#### Material:
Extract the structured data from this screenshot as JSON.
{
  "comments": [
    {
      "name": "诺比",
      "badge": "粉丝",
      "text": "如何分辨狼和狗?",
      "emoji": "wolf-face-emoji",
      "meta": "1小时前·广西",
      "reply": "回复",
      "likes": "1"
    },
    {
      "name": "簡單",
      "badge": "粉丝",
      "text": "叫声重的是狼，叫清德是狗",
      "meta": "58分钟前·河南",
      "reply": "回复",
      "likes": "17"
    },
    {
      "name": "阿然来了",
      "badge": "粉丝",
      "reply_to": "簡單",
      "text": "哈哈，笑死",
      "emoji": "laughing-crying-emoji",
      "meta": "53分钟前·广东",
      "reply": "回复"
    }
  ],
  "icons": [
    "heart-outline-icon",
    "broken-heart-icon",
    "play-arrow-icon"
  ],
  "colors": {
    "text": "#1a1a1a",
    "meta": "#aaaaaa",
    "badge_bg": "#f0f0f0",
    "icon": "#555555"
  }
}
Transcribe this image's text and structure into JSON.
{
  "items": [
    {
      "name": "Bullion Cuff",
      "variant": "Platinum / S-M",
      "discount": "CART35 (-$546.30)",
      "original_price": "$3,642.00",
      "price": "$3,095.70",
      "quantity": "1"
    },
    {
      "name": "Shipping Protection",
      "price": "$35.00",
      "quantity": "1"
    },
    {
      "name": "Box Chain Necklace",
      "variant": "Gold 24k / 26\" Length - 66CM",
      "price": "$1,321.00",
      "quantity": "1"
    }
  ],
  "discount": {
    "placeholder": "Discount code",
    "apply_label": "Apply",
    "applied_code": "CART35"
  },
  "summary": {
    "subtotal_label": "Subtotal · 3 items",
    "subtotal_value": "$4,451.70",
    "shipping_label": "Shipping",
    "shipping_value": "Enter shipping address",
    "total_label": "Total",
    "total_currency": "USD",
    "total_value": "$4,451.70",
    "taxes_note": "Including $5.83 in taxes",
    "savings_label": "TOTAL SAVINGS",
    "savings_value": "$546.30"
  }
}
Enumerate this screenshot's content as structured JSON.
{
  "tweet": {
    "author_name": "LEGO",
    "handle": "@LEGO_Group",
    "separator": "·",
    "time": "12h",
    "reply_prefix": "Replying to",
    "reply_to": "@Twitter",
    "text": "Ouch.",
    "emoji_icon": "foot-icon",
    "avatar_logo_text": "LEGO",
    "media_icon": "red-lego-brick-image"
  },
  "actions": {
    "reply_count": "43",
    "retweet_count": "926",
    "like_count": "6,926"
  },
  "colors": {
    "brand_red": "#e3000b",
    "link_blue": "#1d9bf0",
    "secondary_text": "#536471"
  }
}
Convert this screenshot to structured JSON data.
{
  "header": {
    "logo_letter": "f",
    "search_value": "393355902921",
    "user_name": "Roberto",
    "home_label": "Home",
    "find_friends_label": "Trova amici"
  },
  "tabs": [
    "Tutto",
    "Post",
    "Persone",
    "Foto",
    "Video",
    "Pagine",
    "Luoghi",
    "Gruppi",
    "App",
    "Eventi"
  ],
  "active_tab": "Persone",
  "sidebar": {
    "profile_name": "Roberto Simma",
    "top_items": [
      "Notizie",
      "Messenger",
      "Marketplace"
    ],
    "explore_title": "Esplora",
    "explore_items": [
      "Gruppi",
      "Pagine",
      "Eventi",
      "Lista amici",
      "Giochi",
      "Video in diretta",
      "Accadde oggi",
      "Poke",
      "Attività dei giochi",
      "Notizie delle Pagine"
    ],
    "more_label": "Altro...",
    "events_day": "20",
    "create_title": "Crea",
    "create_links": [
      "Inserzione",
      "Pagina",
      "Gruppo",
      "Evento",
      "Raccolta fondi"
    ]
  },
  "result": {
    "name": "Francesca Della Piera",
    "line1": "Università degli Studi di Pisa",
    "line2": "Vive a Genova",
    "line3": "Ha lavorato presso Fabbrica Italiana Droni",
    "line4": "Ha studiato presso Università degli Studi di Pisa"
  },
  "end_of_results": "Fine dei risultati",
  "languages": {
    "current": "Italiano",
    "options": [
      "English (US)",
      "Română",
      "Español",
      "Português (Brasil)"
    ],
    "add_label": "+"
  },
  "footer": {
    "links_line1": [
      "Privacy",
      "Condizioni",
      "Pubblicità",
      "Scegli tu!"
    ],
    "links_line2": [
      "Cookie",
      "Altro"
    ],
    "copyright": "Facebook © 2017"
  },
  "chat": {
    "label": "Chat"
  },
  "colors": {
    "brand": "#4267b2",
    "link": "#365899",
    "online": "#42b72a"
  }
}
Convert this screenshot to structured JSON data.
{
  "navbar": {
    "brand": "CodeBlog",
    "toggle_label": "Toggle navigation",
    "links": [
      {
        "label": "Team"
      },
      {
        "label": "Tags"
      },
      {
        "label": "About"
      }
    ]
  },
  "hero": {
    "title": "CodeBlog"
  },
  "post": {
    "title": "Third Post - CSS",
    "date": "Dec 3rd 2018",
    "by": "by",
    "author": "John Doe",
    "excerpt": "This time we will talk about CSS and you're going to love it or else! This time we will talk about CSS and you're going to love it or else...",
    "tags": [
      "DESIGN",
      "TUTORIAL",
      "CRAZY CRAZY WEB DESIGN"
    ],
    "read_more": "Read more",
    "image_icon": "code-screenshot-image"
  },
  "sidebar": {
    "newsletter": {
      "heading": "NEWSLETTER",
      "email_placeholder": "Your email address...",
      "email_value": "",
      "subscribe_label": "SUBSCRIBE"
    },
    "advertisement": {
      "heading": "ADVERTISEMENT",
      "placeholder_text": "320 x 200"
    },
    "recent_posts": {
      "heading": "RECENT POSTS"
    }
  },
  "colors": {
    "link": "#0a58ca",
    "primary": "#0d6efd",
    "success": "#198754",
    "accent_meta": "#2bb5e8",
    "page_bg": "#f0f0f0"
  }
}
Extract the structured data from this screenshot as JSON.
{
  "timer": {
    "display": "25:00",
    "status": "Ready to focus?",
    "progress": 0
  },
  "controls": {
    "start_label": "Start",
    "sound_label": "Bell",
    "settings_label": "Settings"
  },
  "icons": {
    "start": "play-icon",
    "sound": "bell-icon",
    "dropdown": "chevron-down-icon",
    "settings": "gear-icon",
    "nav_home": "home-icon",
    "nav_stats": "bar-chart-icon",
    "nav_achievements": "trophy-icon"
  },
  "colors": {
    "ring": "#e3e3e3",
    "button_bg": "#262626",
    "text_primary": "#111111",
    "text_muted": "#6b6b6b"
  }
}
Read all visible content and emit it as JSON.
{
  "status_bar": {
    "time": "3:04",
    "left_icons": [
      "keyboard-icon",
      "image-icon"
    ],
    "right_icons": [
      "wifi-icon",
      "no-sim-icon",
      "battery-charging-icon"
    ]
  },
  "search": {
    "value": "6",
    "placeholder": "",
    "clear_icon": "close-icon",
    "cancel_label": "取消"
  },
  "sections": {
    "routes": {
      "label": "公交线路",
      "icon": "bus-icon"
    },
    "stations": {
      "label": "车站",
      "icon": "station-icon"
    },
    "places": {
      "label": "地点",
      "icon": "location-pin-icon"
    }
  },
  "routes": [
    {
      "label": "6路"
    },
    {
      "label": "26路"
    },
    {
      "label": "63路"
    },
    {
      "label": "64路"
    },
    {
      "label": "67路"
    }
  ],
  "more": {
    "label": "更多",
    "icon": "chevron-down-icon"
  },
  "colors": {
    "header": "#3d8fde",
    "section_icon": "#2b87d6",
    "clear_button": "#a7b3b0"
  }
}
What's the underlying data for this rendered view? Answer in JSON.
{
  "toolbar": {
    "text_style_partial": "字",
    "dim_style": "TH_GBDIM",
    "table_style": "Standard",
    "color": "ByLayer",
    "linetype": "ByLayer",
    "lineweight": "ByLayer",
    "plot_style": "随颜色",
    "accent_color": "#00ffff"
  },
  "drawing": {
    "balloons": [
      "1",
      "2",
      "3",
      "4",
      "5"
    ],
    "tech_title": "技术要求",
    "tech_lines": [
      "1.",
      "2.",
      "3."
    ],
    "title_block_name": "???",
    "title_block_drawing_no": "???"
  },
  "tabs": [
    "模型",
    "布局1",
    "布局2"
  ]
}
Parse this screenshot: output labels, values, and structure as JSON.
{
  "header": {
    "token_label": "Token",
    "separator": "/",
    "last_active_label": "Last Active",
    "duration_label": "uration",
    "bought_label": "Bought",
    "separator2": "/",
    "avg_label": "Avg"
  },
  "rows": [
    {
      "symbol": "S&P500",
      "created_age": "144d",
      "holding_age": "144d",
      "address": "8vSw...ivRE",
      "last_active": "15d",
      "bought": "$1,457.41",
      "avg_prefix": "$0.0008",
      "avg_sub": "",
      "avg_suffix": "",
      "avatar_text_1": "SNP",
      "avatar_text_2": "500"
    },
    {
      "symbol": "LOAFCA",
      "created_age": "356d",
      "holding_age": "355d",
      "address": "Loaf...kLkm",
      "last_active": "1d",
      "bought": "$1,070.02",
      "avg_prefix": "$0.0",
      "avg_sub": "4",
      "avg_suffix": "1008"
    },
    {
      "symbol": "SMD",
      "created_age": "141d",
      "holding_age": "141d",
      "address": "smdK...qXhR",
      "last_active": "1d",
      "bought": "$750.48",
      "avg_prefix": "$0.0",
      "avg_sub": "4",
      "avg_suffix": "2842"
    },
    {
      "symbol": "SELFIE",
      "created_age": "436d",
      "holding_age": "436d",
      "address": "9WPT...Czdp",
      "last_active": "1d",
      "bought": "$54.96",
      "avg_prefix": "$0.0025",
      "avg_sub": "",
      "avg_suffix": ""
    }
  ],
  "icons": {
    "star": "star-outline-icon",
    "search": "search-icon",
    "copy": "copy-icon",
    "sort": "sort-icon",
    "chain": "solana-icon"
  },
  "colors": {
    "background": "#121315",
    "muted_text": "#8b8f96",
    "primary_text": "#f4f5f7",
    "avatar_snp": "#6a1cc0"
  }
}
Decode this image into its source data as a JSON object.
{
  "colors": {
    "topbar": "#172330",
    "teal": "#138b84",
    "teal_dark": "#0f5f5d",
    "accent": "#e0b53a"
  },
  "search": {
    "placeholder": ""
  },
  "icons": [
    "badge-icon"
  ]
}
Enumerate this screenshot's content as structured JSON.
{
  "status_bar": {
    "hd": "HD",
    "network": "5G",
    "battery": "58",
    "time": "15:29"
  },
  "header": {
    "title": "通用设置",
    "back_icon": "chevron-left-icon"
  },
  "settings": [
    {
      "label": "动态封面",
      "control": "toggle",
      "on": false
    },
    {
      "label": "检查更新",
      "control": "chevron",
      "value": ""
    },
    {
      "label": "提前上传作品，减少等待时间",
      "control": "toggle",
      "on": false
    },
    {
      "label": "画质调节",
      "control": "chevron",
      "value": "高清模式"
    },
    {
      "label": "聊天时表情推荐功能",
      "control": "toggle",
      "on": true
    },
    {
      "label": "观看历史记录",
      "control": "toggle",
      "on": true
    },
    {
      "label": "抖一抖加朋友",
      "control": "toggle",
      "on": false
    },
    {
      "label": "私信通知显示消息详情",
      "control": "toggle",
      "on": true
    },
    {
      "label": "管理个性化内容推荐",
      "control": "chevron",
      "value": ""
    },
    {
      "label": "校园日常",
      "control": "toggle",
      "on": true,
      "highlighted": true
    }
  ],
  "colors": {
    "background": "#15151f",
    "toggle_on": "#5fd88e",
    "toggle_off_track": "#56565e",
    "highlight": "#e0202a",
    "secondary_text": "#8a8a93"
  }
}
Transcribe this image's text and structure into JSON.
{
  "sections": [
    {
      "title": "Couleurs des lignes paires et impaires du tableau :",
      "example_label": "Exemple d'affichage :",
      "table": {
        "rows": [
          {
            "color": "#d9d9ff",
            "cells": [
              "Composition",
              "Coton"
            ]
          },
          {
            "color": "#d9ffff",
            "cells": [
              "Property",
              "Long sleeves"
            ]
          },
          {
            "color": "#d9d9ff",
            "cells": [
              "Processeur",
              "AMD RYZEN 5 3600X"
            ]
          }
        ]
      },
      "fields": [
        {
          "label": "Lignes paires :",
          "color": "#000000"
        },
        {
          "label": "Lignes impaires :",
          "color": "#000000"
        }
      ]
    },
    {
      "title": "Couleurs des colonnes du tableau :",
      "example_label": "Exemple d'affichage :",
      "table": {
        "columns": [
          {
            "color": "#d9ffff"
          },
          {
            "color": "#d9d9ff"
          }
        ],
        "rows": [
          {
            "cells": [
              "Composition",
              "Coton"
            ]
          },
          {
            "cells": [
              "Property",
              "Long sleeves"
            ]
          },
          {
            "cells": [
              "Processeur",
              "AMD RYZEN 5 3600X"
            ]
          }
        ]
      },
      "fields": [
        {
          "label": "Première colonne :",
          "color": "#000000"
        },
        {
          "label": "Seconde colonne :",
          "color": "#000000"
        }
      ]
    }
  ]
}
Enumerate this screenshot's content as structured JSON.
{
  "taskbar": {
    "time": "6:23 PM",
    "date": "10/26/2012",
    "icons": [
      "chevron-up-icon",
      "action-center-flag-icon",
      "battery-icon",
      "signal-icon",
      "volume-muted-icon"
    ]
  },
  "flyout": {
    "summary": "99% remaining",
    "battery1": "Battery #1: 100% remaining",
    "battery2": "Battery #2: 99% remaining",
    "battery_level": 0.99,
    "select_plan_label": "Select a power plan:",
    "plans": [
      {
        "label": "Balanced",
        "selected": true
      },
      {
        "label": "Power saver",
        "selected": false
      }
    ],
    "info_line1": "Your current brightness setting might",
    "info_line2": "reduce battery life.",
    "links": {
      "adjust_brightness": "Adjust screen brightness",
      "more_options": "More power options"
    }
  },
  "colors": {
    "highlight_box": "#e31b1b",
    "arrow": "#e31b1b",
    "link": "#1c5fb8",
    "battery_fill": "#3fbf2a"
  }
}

#### Written problem:
Determine how many of the lines above hold the word "Studi", and output that number by itself.

#### Output for this exercise:
2